**Aim of the task**
Print the records below exactly as they appear.

BEGIN Data shown

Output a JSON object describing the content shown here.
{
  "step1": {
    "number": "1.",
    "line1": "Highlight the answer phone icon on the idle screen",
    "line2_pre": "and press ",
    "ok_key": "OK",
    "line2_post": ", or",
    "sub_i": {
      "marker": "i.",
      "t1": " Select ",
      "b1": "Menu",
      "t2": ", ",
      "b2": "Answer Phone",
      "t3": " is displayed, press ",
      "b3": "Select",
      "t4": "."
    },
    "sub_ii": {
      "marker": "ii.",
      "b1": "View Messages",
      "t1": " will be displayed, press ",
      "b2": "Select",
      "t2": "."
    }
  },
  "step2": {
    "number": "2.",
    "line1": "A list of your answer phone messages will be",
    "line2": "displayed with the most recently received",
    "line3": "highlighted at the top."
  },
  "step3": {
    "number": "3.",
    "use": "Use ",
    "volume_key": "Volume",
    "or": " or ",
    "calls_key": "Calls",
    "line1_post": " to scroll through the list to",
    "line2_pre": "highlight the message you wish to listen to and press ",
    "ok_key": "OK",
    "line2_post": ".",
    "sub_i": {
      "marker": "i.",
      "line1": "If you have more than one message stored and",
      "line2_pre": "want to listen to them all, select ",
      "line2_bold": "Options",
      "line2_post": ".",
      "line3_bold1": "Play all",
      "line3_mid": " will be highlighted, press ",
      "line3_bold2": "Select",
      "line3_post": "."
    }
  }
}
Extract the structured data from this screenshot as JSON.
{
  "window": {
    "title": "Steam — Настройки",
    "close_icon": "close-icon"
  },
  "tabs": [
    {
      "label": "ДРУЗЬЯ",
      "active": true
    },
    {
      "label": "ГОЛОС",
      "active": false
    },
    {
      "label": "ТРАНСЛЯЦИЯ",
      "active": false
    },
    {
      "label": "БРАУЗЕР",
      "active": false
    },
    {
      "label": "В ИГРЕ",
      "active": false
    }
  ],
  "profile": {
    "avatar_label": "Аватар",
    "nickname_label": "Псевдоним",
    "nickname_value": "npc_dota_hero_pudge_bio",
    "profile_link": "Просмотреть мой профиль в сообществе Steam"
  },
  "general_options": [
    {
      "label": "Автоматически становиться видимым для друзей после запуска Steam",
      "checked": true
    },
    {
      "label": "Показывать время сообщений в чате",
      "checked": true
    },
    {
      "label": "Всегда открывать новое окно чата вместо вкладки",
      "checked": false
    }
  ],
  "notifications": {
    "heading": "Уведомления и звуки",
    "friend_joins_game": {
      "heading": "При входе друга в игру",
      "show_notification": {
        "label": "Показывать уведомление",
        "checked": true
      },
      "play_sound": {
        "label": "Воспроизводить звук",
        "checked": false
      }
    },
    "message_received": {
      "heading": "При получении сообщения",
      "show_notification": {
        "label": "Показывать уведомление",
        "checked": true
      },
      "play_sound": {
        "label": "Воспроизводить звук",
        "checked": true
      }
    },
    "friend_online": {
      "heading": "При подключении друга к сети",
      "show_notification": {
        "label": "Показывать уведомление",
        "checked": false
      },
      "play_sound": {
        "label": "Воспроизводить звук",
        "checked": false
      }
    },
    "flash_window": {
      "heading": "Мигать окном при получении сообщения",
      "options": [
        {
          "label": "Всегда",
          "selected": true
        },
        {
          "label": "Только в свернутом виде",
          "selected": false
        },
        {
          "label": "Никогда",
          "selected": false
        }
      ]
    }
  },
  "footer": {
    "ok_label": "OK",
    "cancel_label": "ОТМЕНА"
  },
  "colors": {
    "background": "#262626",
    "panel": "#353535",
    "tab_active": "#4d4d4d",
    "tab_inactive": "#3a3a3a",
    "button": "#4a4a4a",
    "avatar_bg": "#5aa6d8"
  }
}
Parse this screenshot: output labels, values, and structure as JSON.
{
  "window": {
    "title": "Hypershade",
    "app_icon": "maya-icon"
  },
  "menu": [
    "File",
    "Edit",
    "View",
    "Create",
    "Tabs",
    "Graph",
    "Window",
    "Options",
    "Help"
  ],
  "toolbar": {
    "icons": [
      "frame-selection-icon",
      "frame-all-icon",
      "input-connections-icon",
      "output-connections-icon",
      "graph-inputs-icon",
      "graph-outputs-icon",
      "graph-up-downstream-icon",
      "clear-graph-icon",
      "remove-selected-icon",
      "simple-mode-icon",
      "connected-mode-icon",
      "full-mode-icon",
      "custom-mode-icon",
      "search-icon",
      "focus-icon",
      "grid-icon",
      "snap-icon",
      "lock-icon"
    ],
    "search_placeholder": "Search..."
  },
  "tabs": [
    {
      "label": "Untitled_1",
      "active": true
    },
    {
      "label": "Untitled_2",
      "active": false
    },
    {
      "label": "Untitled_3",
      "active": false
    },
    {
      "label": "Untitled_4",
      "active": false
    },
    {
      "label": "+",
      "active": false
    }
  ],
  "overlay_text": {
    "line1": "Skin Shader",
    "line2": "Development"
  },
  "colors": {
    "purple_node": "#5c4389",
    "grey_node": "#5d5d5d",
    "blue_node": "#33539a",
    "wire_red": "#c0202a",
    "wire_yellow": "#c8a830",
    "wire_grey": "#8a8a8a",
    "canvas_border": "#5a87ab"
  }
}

END Data shown

**Exercise output**
Output a JSON object describing the content shown here.
{
  "step1": {
    "number": "1.",
    "line1": "Highlight the answer phone icon on the idle screen",
    "line2_pre": "and press ",
    "ok_key": "OK",
    "line2_post": ", or",
    "sub_i": {
      "marker": "i.",
      "t1": " Select ",
      "b1": "Menu",
      "t2": ", ",
      "b2": "Answer Phone",
      "t3": " is displayed, press ",
      "b3": "Select",
      "t4": "."
    },
    "sub_ii": {
      "marker": "ii.",
      "b1": "View Messages",
      "t1": " will be displayed, press ",
      "b2": "Select",
      "t2": "."
    }
  },
  "step2": {
    "number": "2.",
    "line1": "A list of your answer phone messages will be",
    "line2": "displayed with the most recently received",
    "line3": "highlighted at the top."
  },
  "step3": {
    "number": "3.",
    "use": "Use ",
    "volume_key": "Volume",
    "or": " or ",
    "calls_key": "Calls",
    "line1_post": " to scroll through the list to",
    "line2_pre": "highlight the message you wish to listen to and press ",
    "ok_key": "OK",
    "line2_post": ".",
    "sub_i": {
      "marker": "i.",
      "line1": "If you have more than one message stored and",
      "line2_pre": "want to listen to them all, select ",
      "line2_bold": "Options",
      "line2_post": ".",
      "line3_bold1": "Play all",
      "line3_mid": " will be highlighted, press ",
      "line3_bold2": "Select",
      "line3_post": "."
    }
  }
}
Extract the structured data from this screenshot as JSON.
{
  "window": {
    "title": "Steam — Настройки",
    "close_icon": "close-icon"
  },
  "tabs": [
    {
      "label": "ДРУЗЬЯ",
      "active": true
    },
    {
      "label": "ГОЛОС",
      "active": false
    },
    {
      "label": "ТРАНСЛЯЦИЯ",
      "active": false
    },
    {
      "label": "БРАУЗЕР",
      "active": false
    },
    {
      "label": "В ИГРЕ",
      "active": false
    }
  ],
  "profile": {
    "avatar_label": "Аватар",
    "nickname_label": "Псевдоним",
    "nickname_value": "npc_dota_hero_pudge_bio",
    "profile_link": "Просмотреть мой профиль в сообществе Steam"
  },
  "general_options": [
    {
      "label": "Автоматически становиться видимым для друзей после запуска Steam",
      "checked": true
    },
    {
      "label": "Показывать время сообщений в чате",
      "checked": true
    },
    {
      "label": "Всегда открывать новое окно чата вместо вкладки",
      "checked": false
    }
  ],
  "notifications": {
    "heading": "Уведомления и звуки",
    "friend_joins_game": {
      "heading": "При входе друга в игру",
      "show_notification": {
        "label": "Показывать уведомление",
        "checked": true
      },
      "play_sound": {
        "label": "Воспроизводить звук",
        "checked": false
      }
    },
    "message_received": {
      "heading": "При получении сообщения",
      "show_notification": {
        "label": "Показывать уведомление",
        "checked": true
      },
      "play_sound": {
        "label": "Воспроизводить звук",
        "checked": true
      }
    },
    "friend_online": {
      "heading": "При подключении друга к сети",
      "show_notification": {
        "label": "Показывать уведомление",
        "checked": false
      },
      "play_sound": {
        "label": "Воспроизводить звук",
        "checked": false
      }
    },
    "flash_window": {
      "heading": "Мигать окном при получении сообщения",
      "options": [
        {
          "label": "Всегда",
          "selected": true
        },
        {
          "label": "Только в свернутом виде",
          "selected": false
        },
        {
          "label": "Никогда",
          "selected": false
        }
      ]
    }
  },
  "footer": {
    "ok_label": "OK",
    "cancel_label": "ОТМЕНА"
  },
  "colors": {
    "background": "#262626",
    "panel": "#353535",
    "tab_active": "#4d4d4d",
    "tab_inactive": "#3a3a3a",
    "button": "#4a4a4a",
    "avatar_bg": "#5aa6d8"
  }
}
Parse this screenshot: output labels, values, and structure as JSON.
{
  "window": {
    "title": "Hypershade",
    "app_icon": "maya-icon"
  },
  "menu": [
    "File",
    "Edit",
    "View",
    "Create",
    "Tabs",
    "Graph",
    "Window",
    "Options",
    "Help"
  ],
  "toolbar": {
    "icons": [
      "frame-selection-icon",
      "frame-all-icon",
      "input-connections-icon",
      "output-connections-icon",
      "graph-inputs-icon",
      "graph-outputs-icon",
      "graph-up-downstream-icon",
      "clear-graph-icon",
      "remove-selected-icon",
      "simple-mode-icon",
      "connected-mode-icon",
      "full-mode-icon",
      "custom-mode-icon",
      "search-icon",
      "focus-icon",
      "grid-icon",
      "snap-icon",
      "lock-icon"
    ],
    "search_placeholder": "Search..."
  },
  "tabs": [
    {
      "label": "Untitled_1",
      "active": true
    },
    {
      "label": "Untitled_2",
      "active": false
    },
    {
      "label": "Untitled_3",
      "active": false
    },
    {
      "label": "Untitled_4",
      "active": false
    },
    {
      "label": "+",
      "active": false
    }
  ],
  "overlay_text": {
    "line1": "Skin Shader",
    "line2": "Development"
  },
  "colors": {
    "purple_node": "#5c4389",
    "grey_node": "#5d5d5d",
    "blue_node": "#33539a",
    "wire_red": "#c0202a",
    "wire_yellow": "#c8a830",
    "wire_grey": "#8a8a8a",
    "canvas_border": "#5a87ab"
  }
}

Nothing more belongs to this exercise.